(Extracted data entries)
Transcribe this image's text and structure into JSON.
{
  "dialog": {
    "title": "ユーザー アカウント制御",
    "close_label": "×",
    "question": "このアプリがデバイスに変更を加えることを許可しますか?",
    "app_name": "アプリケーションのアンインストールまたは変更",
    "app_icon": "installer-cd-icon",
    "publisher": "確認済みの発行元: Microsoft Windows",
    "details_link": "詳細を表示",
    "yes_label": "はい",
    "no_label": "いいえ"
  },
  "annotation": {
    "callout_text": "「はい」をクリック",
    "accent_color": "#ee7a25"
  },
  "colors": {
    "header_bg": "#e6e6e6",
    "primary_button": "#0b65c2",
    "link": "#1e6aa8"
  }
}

> **Short exercise**: Go through the listing above and restate it word for word.

> **Problem solution**:
Transcribe this image's text and structure into JSON.
{
  "dialog": {
    "title": "ユーザー アカウント制御",
    "close_label": "×",
    "question": "このアプリがデバイスに変更を加えることを許可しますか?",
    "app_name": "アプリケーションのアンインストールまたは変更",
    "app_icon": "installer-cd-icon",
    "publisher": "確認済みの発行元: Microsoft Windows",
    "details_link": "詳細を表示",
    "yes_label": "はい",
    "no_label": "いいえ"
  },
  "annotation": {
    "callout_text": "「はい」をクリック",
    "accent_color": "#ee7a25"
  },
  "colors": {
    "header_bg": "#e6e6e6",
    "primary_button": "#0b65c2",
    "link": "#1e6aa8"
  }
}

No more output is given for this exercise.